+++ SUPPLIED ENTRIES +++

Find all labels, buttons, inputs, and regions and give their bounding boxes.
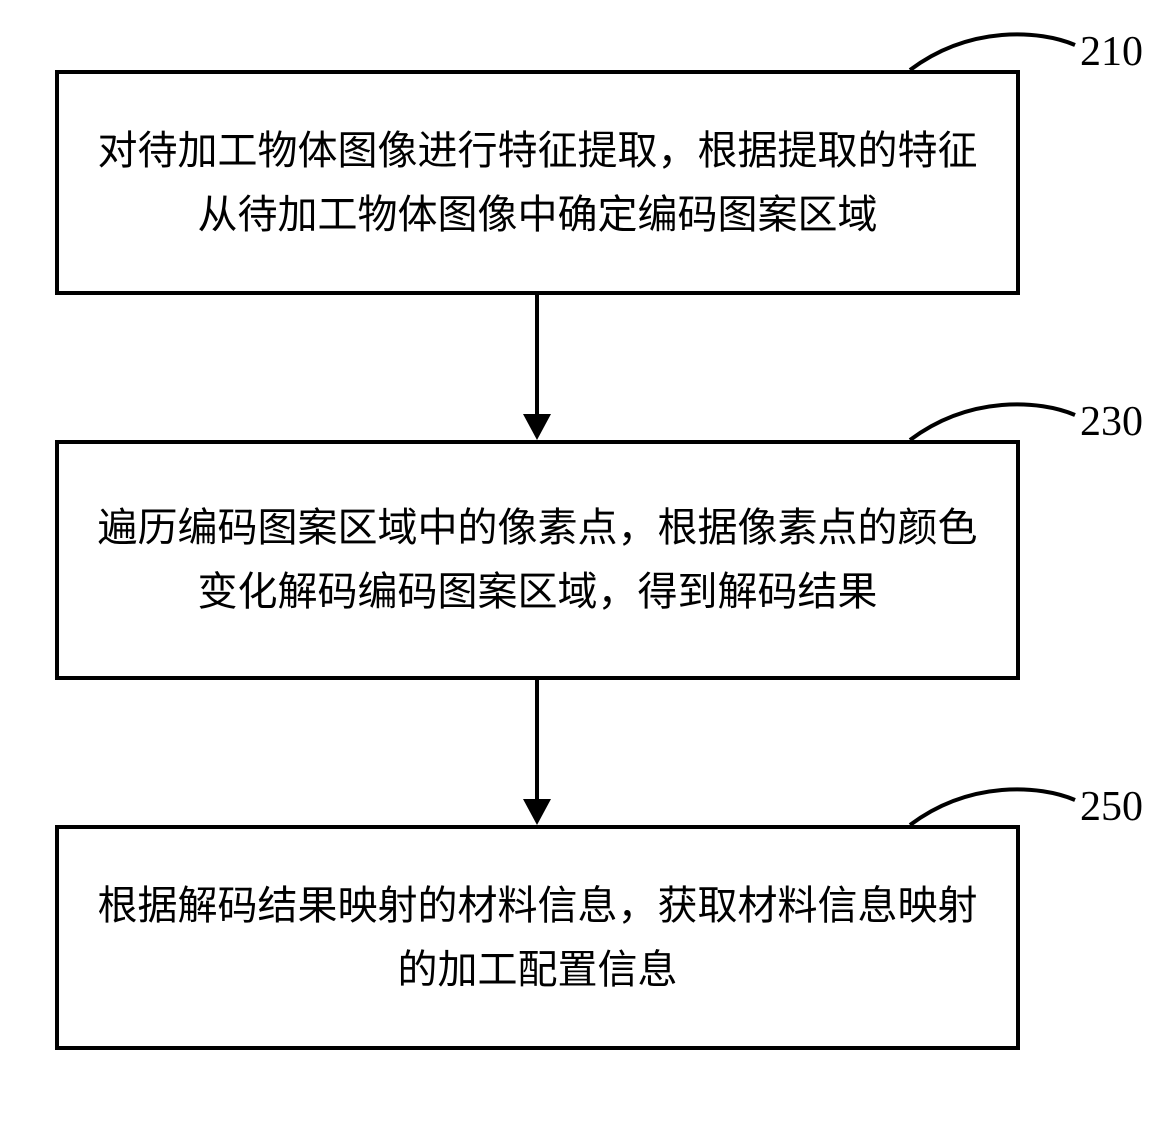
callout-250 <box>0 0 1169 1131</box>
label-250: 250 <box>1080 783 1143 831</box>
flowchart-canvas: 对待加工物体图像进行特征提取，根据提取的特征 从待加工物体图像中确定编码图案区域… <box>0 0 1169 1131</box>
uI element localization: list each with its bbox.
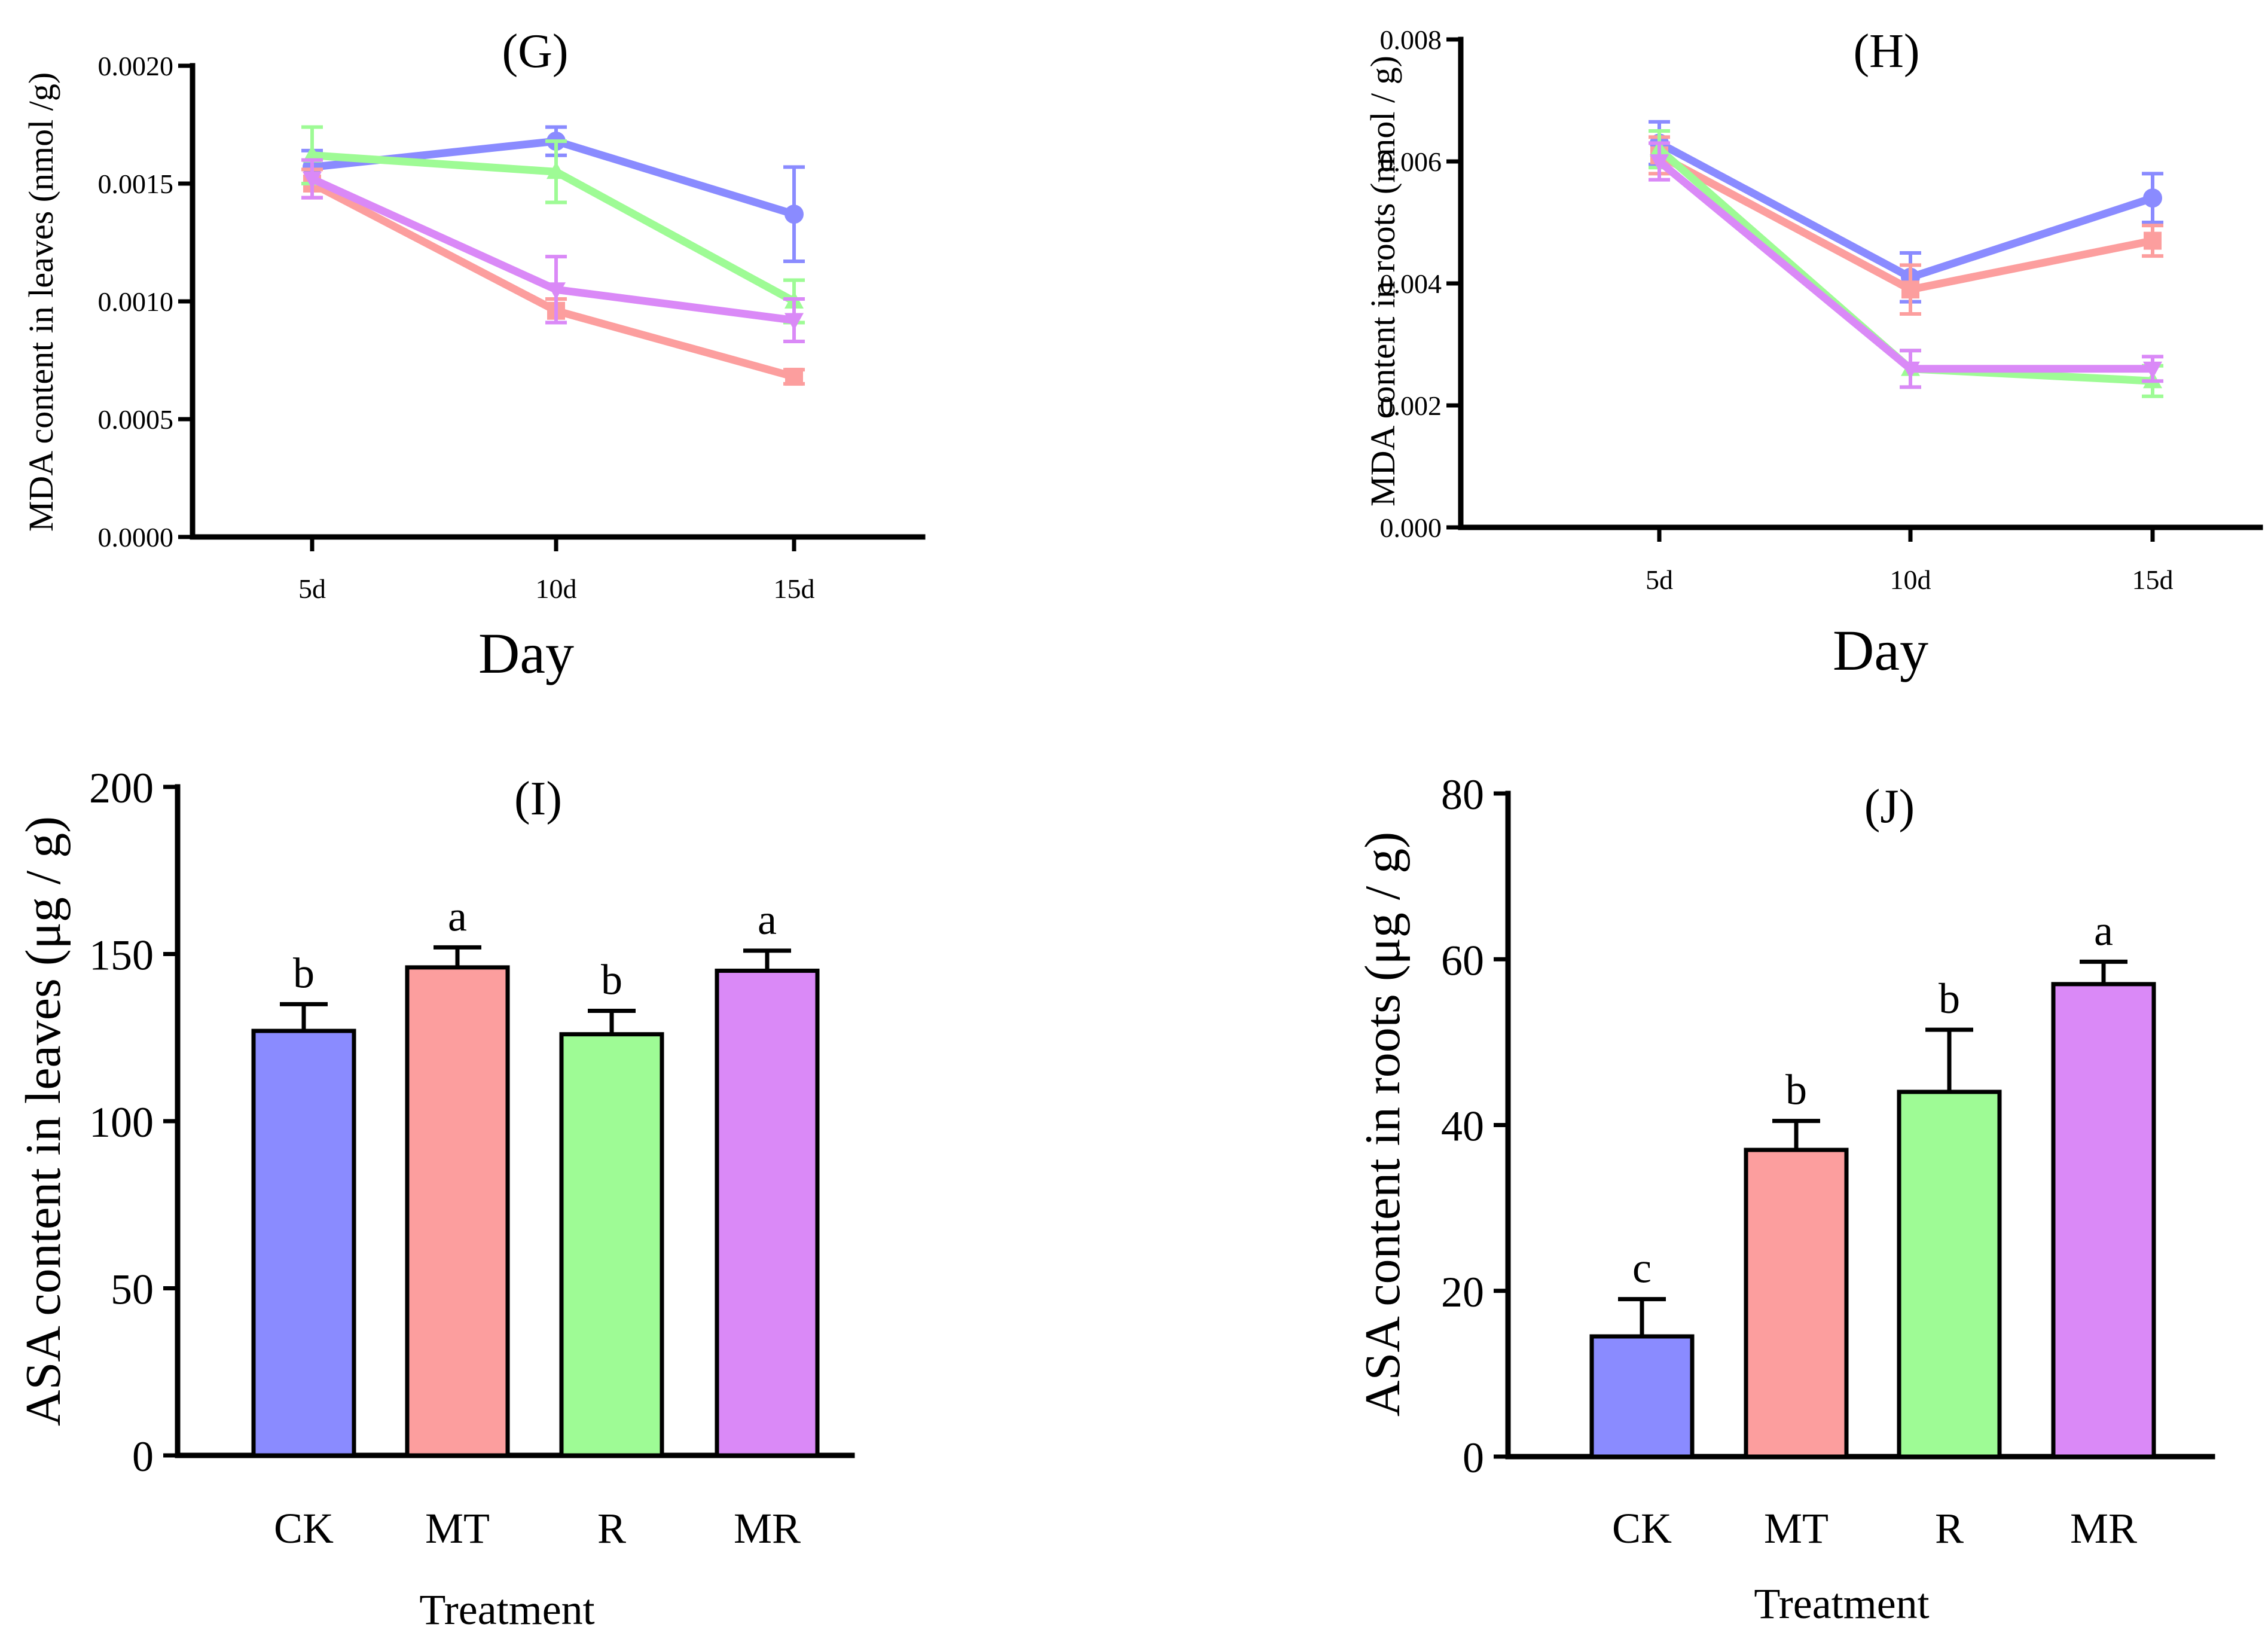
significance-label: a: [758, 896, 777, 944]
y-tick-label: 20: [1441, 1268, 1484, 1316]
y-tick-label: 150: [89, 932, 154, 979]
chart-panel-j: 0 20 40 60 80 CK MT R MR (J) Treatment ASA content …: [1355, 771, 2215, 1628]
y-tick-label: 0.006: [1380, 146, 1442, 177]
significance-label: b: [601, 956, 622, 1004]
data-point: [1901, 361, 1920, 379]
y-tick-label: 60: [1441, 936, 1484, 984]
chart-panel-g: 0.0000 0.0005 0.0010 0.0015 0.0020 5d 10d 15d (G…: [22, 25, 926, 685]
x-tick-label: 5d: [1646, 564, 1673, 595]
x-tick-label: MR: [734, 1504, 801, 1552]
data-point: [785, 368, 803, 386]
x-tick-label: CK: [274, 1504, 334, 1552]
chart-panel-i: 0 50 100 150 200 CK MT R MR (I) Treatment ASA conte…: [16, 764, 855, 1633]
y-tick-label: 0.0000: [98, 522, 174, 553]
data-point: [785, 204, 804, 224]
x-axis-label: Day: [1833, 618, 1928, 682]
y-tick-label: 0: [132, 1433, 154, 1481]
data-point: [547, 161, 566, 179]
y-tick-label: 0.002: [1380, 390, 1442, 421]
x-tick-label: 5d: [298, 573, 326, 604]
series-mr: [1649, 141, 2163, 389]
y-tick-label: 0.0010: [98, 286, 174, 317]
x-tick-label: 10d: [536, 573, 577, 604]
data-point: [785, 313, 804, 331]
x-tick-label: 15d: [774, 573, 815, 604]
y-axis-label: ASA content in roots (μg / g): [1355, 832, 1411, 1417]
data-point: [303, 172, 322, 190]
bar-ck: [251, 1028, 356, 1458]
chart-panel-h: 0.000 0.002 0.004 0.006 0.008 5d 10d 15d (H) Day M…: [1363, 25, 2263, 682]
significance-label: a: [448, 892, 467, 940]
x-tick-label: 15d: [2132, 564, 2174, 595]
x-axis-label: Treatment: [1754, 1580, 1929, 1628]
significance-label: a: [2094, 906, 2113, 954]
data-point: [303, 145, 322, 163]
bar-mr: [715, 968, 820, 1458]
significance-label: c: [1632, 1244, 1652, 1292]
y-tick-label: 0.008: [1380, 25, 1442, 55]
y-tick-label: 0.0020: [98, 51, 174, 81]
x-axis-label: Day: [478, 621, 574, 685]
chart-title: (H): [1853, 25, 1919, 78]
x-tick-label: MR: [2070, 1504, 2137, 1552]
data-point: [547, 282, 566, 300]
chart-title: (G): [502, 25, 568, 78]
x-axis-label: Treatment: [419, 1586, 594, 1633]
bar-mr: [2051, 982, 2156, 1459]
y-tick-label: 0.000: [1380, 512, 1442, 543]
bar-mt: [405, 965, 510, 1458]
series-mr: [301, 158, 805, 343]
y-tick-label: 80: [1441, 771, 1484, 819]
data-point: [2143, 361, 2162, 379]
x-tick-label: CK: [1612, 1504, 1672, 1552]
y-tick-label: 100: [89, 1098, 154, 1146]
significance-label: b: [1939, 975, 1960, 1022]
bar-r: [559, 1032, 664, 1458]
data-point: [2144, 231, 2162, 250]
x-tick-label: MT: [425, 1504, 490, 1552]
y-axis-label: ASA content in leaves (μg / g): [16, 816, 71, 1426]
y-tick-label: 0: [1463, 1434, 1484, 1482]
y-tick-label: 0.004: [1380, 268, 1442, 299]
x-tick-label: R: [1935, 1504, 1964, 1552]
data-point: [1901, 280, 1919, 299]
y-tick-label: 0.0015: [98, 169, 174, 199]
y-tick-label: 40: [1441, 1103, 1484, 1150]
y-tick-label: 50: [111, 1266, 154, 1314]
chart-title: (J): [1864, 780, 1915, 833]
bar-ck: [1589, 1334, 1695, 1459]
chart-title: (I): [514, 773, 562, 825]
y-tick-label: 200: [89, 764, 154, 812]
y-axis-label: MDA content in roots (nmol / g): [1363, 56, 1402, 506]
bar-r: [1897, 1089, 2002, 1459]
x-tick-label: R: [597, 1504, 626, 1552]
data-point: [1650, 154, 1669, 172]
x-tick-label: 10d: [1890, 564, 1931, 595]
data-point: [2143, 188, 2162, 208]
y-axis-label: MDA content in leaves (nmol /g): [22, 72, 60, 532]
y-tick-label: 0.0005: [98, 404, 174, 435]
significance-label: b: [293, 949, 315, 997]
significance-label: b: [1785, 1066, 1807, 1114]
x-tick-label: MT: [1764, 1504, 1829, 1552]
bar-mt: [1744, 1147, 1849, 1459]
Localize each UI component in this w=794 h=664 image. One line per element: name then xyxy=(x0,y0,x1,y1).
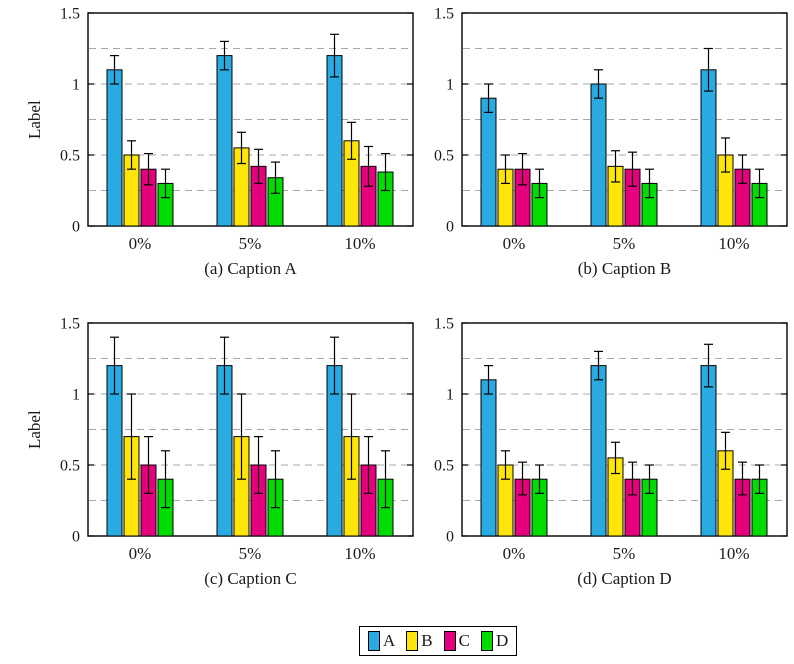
series-d-swatch xyxy=(480,631,493,651)
bar-A xyxy=(480,379,497,537)
chart-caption: (c) Caption C xyxy=(204,569,297,588)
y-tick-label: 1.5 xyxy=(434,6,454,23)
bar-A xyxy=(480,97,497,227)
x-category-label: 0% xyxy=(129,234,152,253)
y-tick-label: 1 xyxy=(72,77,80,94)
bar-chart-b: 0 0.5 1 1.5 0% 5% 10% xyxy=(434,6,788,253)
legend-label: C xyxy=(458,631,470,650)
chart-caption: (b) Caption B xyxy=(577,259,672,278)
legend-item-d: D xyxy=(480,631,509,651)
series-b-swatch xyxy=(406,631,419,651)
chart-panel-c: Label 0 0.5 1 1.5 0% 5% 10% (c) Caption C xyxy=(0,310,420,610)
bar-A xyxy=(700,69,717,227)
legend-item-b: B xyxy=(406,631,433,651)
chart-legend: A B C D xyxy=(359,626,518,656)
chart-panel-d: 0 0.5 1 1.5 0% 5% 10% (d) Caption D xyxy=(374,310,794,610)
chart-caption: (d) Caption D xyxy=(577,569,672,588)
series-a-swatch xyxy=(368,631,380,651)
y-tick-label: 1.5 xyxy=(60,316,80,333)
x-category-label: 5% xyxy=(613,234,636,253)
x-category-label: 10% xyxy=(344,234,375,253)
bar-chart-a: 0 0.5 1 1.5 0% 5% 10% xyxy=(60,6,414,253)
bar-A xyxy=(590,83,607,227)
y-tick-label: 0.5 xyxy=(434,458,454,475)
chart-panel-b: 0 0.5 1 1.5 0% 5% 10% (b) Caption B xyxy=(374,0,794,300)
y-tick-label: 1 xyxy=(446,387,454,404)
y-tick-label: 0 xyxy=(72,529,80,546)
legend-label: D xyxy=(495,631,509,650)
x-category-label: 0% xyxy=(503,544,526,563)
y-tick-label: 1.5 xyxy=(60,6,80,23)
bar-A xyxy=(590,365,607,537)
legend-label: A xyxy=(383,631,396,650)
bar-A xyxy=(216,55,233,227)
x-category-label: 0% xyxy=(129,544,152,563)
y-tick-label: 0 xyxy=(446,529,454,546)
x-category-label: 5% xyxy=(239,544,262,563)
x-category-label: 10% xyxy=(718,234,749,253)
bar-chart-d: 0 0.5 1 1.5 0% 5% 10% xyxy=(434,316,788,563)
y-tick-label: 0 xyxy=(446,219,454,236)
y-tick-label: 1 xyxy=(72,387,80,404)
x-category-label: 5% xyxy=(613,544,636,563)
legend-item-a: A xyxy=(368,631,395,651)
x-category-label: 5% xyxy=(239,234,262,253)
series-c-swatch xyxy=(443,631,456,651)
y-tick-label: 0 xyxy=(72,219,80,236)
chart-caption: (a) Caption A xyxy=(204,259,297,278)
bar-A xyxy=(326,55,343,227)
y-tick-label: 1 xyxy=(446,77,454,94)
y-tick-label: 1.5 xyxy=(434,316,454,333)
bar-chart-c: 0 0.5 1 1.5 0% 5% 10% xyxy=(60,316,414,563)
y-tick-label: 0.5 xyxy=(60,148,80,165)
legend-label: B xyxy=(421,631,433,650)
legend-item-c: C xyxy=(443,631,470,651)
y-tick-label: 0.5 xyxy=(434,148,454,165)
y-tick-label: 0.5 xyxy=(60,458,80,475)
x-category-label: 10% xyxy=(344,544,375,563)
x-category-label: 0% xyxy=(503,234,526,253)
bar-A xyxy=(106,69,123,227)
x-category-label: 10% xyxy=(718,544,749,563)
chart-panel-a: Label 0 0.5 1 1.5 0% 5% 10% (a) Caption A xyxy=(0,0,420,300)
bar-A xyxy=(700,365,717,537)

+++

Quote the entry lines beginning with the line containing "series-d-swatch xyxy=(480,631,493,651)" and ending with the line containing "series-b-swatch xyxy=(406,631,419,651)", both included.

series-d-swatch xyxy=(480,631,493,651)
bar-A xyxy=(480,379,497,537)
chart-caption: (c) Caption C xyxy=(204,569,297,588)
y-tick-label: 1.5 xyxy=(434,6,454,23)
bar-A xyxy=(480,97,497,227)
x-category-label: 0% xyxy=(129,234,152,253)
y-tick-label: 1 xyxy=(72,77,80,94)
bar-chart-b: 0 0.5 1 1.5 0% 5% 10% xyxy=(434,6,788,253)
legend-label: C xyxy=(458,631,470,650)
chart-caption: (b) Caption B xyxy=(577,259,672,278)
legend-item-d: D xyxy=(480,631,509,651)
series-b-swatch xyxy=(406,631,419,651)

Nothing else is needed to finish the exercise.